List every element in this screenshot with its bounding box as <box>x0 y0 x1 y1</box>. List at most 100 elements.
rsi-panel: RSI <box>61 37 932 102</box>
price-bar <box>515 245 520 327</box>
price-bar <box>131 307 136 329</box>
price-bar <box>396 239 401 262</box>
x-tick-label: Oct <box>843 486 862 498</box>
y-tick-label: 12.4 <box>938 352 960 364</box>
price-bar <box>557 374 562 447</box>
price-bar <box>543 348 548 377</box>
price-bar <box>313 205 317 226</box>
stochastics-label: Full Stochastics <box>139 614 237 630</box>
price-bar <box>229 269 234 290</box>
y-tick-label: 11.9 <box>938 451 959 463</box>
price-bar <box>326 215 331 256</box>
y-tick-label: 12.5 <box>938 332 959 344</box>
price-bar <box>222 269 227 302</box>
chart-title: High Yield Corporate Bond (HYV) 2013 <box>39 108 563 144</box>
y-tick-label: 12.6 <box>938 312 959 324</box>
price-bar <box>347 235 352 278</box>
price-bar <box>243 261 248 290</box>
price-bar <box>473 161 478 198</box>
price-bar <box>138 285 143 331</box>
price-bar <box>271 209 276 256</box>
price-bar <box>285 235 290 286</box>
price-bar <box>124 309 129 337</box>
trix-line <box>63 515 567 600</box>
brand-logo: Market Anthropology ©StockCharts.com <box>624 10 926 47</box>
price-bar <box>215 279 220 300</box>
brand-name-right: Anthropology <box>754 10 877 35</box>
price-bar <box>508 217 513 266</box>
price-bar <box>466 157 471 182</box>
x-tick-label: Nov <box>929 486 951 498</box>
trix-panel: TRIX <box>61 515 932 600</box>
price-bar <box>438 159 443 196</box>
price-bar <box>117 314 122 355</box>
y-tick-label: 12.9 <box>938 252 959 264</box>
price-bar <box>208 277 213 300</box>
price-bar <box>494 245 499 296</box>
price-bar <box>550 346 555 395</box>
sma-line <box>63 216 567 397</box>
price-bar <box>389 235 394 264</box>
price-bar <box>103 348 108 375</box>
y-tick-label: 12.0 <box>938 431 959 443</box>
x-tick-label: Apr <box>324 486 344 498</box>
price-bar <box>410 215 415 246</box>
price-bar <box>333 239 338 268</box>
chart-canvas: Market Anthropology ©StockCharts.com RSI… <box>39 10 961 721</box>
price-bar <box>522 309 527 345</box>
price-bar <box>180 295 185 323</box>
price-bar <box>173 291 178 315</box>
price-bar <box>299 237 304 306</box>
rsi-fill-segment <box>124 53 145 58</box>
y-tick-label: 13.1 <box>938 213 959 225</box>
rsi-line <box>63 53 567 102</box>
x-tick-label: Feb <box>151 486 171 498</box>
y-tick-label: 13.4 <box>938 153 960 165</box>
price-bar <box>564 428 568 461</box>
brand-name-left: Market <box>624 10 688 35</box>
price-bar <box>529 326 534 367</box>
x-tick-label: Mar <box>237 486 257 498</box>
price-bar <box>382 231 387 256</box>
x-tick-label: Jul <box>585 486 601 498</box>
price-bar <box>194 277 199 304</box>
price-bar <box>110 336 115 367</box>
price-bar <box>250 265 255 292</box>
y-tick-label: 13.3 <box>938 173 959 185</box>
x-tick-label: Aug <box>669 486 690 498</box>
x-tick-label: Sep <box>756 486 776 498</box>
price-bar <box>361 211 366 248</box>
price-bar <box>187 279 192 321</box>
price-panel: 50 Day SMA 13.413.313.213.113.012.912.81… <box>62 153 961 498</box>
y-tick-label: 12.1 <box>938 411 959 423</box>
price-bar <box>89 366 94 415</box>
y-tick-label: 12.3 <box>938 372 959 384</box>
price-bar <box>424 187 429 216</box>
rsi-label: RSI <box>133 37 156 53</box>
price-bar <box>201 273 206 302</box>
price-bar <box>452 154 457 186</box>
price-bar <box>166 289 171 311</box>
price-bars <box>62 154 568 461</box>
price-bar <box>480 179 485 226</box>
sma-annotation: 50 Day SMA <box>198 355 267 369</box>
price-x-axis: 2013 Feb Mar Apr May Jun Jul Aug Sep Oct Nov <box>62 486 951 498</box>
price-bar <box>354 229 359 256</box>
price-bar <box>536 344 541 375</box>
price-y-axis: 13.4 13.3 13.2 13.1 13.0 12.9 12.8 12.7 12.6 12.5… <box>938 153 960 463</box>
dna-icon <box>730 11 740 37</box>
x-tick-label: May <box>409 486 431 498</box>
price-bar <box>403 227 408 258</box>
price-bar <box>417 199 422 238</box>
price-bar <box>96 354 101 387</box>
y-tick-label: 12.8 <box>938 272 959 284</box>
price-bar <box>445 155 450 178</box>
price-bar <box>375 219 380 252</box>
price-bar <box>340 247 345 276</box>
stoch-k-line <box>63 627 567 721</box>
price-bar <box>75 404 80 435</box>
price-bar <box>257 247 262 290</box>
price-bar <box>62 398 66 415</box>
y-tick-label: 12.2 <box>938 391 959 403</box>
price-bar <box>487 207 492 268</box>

*Given request:* Which lines in the records above contain the string "trix"? Return each such line in full, treating uppercase and lowercase as different.

*Exercise answer:*
trix-line <box>63 515 567 600</box>
trix-panel: TRIX <box>61 515 932 600</box>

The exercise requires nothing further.